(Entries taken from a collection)
"""

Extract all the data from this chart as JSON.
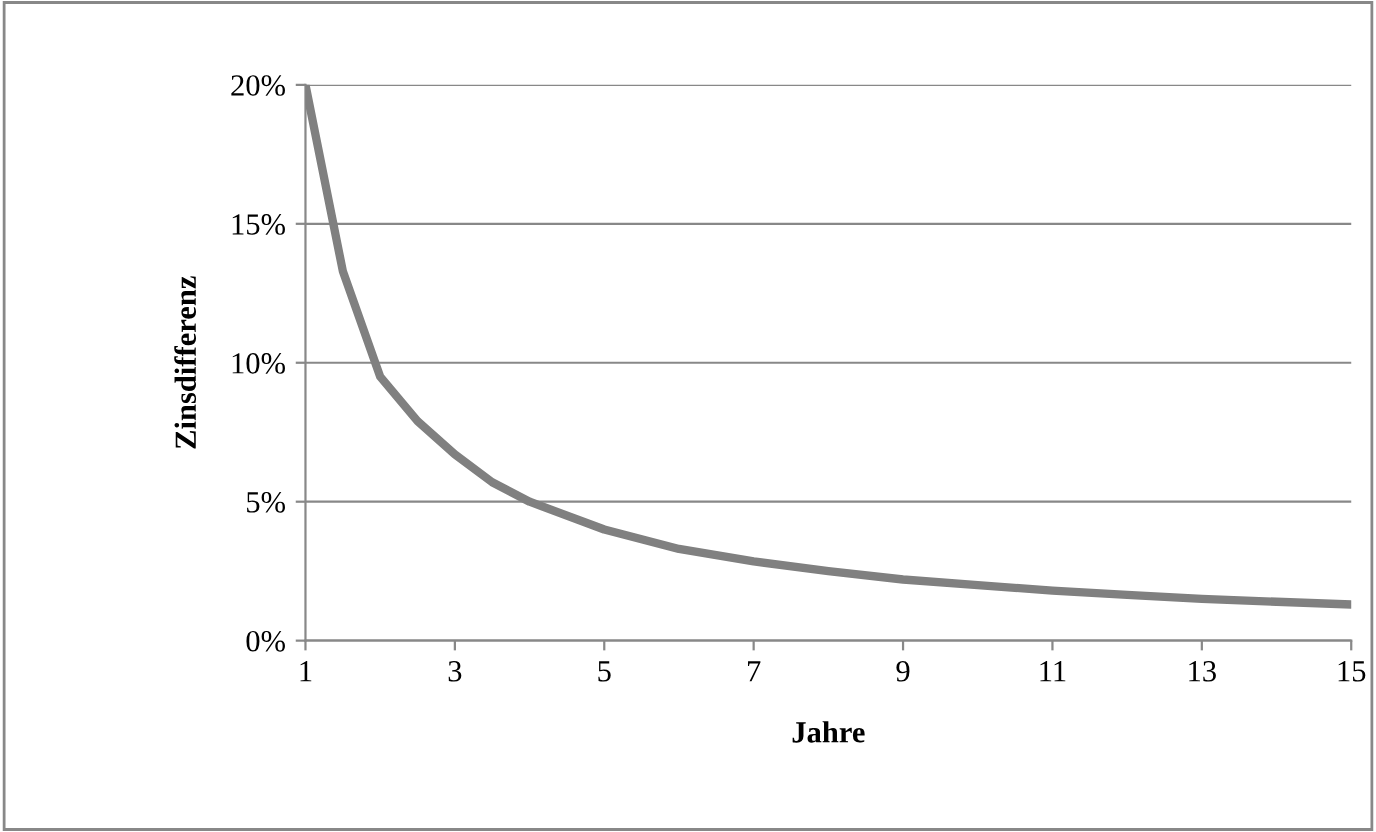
{
  "chart_data": {
    "type": "line",
    "xlabel": "Jahre",
    "ylabel": "Zinsdifferenz",
    "x": [
      1,
      1.5,
      2,
      2.5,
      3,
      3.5,
      4,
      5,
      6,
      7,
      8,
      9,
      10,
      11,
      12,
      13,
      14,
      15
    ],
    "series": [
      {
        "color": "#808080",
        "values": [
          20,
          13.3,
          9.5,
          7.9,
          6.7,
          5.7,
          5.0,
          4.0,
          3.3,
          2.85,
          2.5,
          2.2,
          2.0,
          1.8,
          1.65,
          1.5,
          1.4,
          1.3
        ]
      }
    ],
    "xlim": [
      1,
      15
    ],
    "xticks": [
      1,
      3,
      5,
      7,
      9,
      11,
      13,
      15
    ],
    "ylim": [
      0,
      20
    ],
    "yticks": [
      {
        "value": 0,
        "label": "0%"
      },
      {
        "value": 5,
        "label": "5%"
      },
      {
        "value": 10,
        "label": "10%"
      },
      {
        "value": 15,
        "label": "15%"
      },
      {
        "value": 20,
        "label": "20%"
      }
    ],
    "grid": "y",
    "marker": "none",
    "line_style": "solid",
    "legend": false
  }
}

"""

> Description of the task
The pictures should not be reproduced; quote all of the other material exactly.

> Answer to the problem
Extract all the data from this chart as JSON.
{
  "chart_data": {
    "type": "line",
    "xlabel": "Jahre",
    "ylabel": "Zinsdifferenz",
    "x": [
      1,
      1.5,
      2,
      2.5,
      3,
      3.5,
      4,
      5,
      6,
      7,
      8,
      9,
      10,
      11,
      12,
      13,
      14,
      15
    ],
    "series": [
      {
        "color": "#808080",
        "values": [
          20,
          13.3,
          9.5,
          7.9,
          6.7,
          5.7,
          5.0,
          4.0,
          3.3,
          2.85,
          2.5,
          2.2,
          2.0,
          1.8,
          1.65,
          1.5,
          1.4,
          1.3
        ]
      }
    ],
    "xlim": [
      1,
      15
    ],
    "xticks": [
      1,
      3,
      5,
      7,
      9,
      11,
      13,
      15
    ],
    "ylim": [
      0,
      20
    ],
    "yticks": [
      {
        "value": 0,
        "label": "0%"
      },
      {
        "value": 5,
        "label": "5%"
      },
      {
        "value": 10,
        "label": "10%"
      },
      {
        "value": 15,
        "label": "15%"
      },
      {
        "value": 20,
        "label": "20%"
      }
    ],
    "grid": "y",
    "marker": "none",
    "line_style": "solid",
    "legend": false
  }
}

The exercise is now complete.